Chart and figure data:
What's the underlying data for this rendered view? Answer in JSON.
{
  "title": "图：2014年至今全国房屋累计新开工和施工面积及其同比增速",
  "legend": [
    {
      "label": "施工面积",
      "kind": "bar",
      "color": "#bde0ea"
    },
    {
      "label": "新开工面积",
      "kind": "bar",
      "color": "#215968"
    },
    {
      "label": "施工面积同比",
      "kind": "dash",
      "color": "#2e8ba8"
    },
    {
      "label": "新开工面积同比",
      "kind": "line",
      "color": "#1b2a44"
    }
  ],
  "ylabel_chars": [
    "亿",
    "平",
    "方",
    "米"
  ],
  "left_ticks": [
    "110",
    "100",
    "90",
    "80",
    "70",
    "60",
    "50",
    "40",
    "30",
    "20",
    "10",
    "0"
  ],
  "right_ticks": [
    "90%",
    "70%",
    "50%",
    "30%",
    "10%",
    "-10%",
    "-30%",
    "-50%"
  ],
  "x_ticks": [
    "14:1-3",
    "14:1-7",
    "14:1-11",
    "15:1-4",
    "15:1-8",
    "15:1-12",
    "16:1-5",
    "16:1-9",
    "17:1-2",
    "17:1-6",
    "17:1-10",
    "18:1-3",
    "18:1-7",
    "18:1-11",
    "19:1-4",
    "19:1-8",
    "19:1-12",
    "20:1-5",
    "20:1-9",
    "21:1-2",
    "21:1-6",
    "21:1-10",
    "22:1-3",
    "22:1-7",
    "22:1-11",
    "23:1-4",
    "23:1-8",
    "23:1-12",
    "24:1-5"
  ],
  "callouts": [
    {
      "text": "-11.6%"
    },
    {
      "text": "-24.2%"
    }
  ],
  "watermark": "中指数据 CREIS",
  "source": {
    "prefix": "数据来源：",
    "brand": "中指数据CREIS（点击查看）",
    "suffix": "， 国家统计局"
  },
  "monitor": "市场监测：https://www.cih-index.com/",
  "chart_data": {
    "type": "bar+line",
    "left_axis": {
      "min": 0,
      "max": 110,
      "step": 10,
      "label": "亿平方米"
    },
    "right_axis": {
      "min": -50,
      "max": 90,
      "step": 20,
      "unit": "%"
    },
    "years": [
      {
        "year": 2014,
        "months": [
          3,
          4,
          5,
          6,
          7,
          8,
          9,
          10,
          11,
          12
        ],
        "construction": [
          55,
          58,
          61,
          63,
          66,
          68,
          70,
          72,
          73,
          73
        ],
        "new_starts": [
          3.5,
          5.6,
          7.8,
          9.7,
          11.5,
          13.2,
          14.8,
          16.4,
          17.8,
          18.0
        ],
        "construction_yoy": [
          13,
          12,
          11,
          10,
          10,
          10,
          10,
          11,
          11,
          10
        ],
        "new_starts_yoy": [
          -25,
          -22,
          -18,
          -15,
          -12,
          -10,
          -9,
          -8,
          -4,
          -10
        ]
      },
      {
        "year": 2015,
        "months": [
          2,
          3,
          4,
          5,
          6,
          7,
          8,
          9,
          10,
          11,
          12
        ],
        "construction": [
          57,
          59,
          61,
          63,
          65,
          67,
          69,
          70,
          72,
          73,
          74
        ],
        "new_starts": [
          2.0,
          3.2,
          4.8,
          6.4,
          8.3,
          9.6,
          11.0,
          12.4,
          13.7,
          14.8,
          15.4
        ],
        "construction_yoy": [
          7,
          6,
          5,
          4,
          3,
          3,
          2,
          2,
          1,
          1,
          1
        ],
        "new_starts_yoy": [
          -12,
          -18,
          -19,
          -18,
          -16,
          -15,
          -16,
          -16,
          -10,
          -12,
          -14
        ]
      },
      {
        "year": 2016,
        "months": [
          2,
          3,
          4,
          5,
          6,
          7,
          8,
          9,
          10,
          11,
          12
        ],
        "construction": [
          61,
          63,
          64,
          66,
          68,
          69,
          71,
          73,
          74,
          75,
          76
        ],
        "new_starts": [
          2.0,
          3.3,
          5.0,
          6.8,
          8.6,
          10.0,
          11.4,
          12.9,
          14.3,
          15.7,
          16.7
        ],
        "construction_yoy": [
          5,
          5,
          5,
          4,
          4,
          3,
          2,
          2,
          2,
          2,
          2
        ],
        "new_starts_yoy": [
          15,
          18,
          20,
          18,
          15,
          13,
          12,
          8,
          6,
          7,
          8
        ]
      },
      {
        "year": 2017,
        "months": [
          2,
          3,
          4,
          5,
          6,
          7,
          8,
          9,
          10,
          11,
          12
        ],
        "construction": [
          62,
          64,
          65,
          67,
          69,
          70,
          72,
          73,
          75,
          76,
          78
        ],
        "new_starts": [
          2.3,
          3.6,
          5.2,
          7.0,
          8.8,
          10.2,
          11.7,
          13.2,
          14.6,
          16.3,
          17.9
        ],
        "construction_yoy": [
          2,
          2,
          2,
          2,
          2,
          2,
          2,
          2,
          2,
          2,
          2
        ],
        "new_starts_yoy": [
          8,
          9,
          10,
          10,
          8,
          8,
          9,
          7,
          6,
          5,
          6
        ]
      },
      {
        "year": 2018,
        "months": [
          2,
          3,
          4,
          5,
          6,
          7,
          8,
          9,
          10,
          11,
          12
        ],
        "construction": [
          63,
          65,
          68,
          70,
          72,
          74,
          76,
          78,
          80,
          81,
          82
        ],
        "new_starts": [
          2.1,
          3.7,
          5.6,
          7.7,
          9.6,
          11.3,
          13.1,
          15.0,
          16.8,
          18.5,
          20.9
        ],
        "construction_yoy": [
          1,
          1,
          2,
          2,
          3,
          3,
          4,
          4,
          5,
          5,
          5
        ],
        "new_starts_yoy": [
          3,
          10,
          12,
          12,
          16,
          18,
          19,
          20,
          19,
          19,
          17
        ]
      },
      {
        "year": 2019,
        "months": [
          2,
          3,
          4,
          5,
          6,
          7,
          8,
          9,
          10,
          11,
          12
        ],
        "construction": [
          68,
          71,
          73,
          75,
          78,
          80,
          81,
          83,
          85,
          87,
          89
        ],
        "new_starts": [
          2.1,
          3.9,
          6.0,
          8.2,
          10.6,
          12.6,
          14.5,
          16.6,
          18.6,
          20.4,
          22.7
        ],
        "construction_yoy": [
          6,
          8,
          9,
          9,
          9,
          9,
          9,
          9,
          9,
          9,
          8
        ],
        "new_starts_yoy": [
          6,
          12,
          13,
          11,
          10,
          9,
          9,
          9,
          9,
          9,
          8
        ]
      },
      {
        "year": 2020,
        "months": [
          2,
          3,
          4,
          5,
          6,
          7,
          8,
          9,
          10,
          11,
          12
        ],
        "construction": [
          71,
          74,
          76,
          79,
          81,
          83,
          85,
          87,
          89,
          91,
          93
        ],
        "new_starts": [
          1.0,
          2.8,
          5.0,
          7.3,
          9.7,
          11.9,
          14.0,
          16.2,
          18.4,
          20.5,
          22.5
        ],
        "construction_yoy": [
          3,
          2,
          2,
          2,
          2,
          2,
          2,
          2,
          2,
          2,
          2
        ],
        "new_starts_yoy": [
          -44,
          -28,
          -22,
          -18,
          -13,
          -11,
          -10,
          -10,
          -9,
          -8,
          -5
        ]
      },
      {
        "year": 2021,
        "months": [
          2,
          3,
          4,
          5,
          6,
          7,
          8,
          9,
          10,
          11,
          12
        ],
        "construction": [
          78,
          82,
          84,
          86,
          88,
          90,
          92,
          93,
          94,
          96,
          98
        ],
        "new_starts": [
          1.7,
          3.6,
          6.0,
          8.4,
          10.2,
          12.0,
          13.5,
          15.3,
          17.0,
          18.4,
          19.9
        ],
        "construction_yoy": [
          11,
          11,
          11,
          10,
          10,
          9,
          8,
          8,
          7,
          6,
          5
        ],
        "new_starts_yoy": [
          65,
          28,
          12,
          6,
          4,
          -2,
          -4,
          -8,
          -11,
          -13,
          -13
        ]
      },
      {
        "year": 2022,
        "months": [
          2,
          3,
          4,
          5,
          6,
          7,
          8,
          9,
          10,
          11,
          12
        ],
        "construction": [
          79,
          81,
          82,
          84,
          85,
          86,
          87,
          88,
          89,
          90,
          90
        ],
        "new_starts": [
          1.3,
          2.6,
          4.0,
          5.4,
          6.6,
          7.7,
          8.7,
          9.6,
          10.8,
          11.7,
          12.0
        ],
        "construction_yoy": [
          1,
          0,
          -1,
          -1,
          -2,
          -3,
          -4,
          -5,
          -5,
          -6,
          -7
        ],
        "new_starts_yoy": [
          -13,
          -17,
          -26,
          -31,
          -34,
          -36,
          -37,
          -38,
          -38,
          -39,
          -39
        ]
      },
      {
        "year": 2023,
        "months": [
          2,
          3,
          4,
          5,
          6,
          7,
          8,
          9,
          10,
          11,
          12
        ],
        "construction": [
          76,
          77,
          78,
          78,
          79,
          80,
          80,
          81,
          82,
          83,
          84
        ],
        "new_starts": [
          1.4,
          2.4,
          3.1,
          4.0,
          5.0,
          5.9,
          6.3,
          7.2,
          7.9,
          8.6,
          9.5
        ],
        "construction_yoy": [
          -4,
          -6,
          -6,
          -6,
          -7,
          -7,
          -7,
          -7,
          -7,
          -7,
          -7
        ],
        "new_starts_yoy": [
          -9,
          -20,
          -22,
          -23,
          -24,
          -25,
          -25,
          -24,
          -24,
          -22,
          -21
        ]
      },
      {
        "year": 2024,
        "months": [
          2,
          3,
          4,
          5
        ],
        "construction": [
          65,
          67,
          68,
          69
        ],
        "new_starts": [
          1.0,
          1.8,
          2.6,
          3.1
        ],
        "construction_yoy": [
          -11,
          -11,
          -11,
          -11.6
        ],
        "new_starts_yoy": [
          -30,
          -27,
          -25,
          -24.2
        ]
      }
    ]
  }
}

OBJECTIVE:
Find the lines above holding the word "color" and show them.

RESPONSE TO THE TASK:
      "color": "#bde0ea"
      "color": "#215968"
      "color": "#2e8ba8"
      "color": "#1b2a44"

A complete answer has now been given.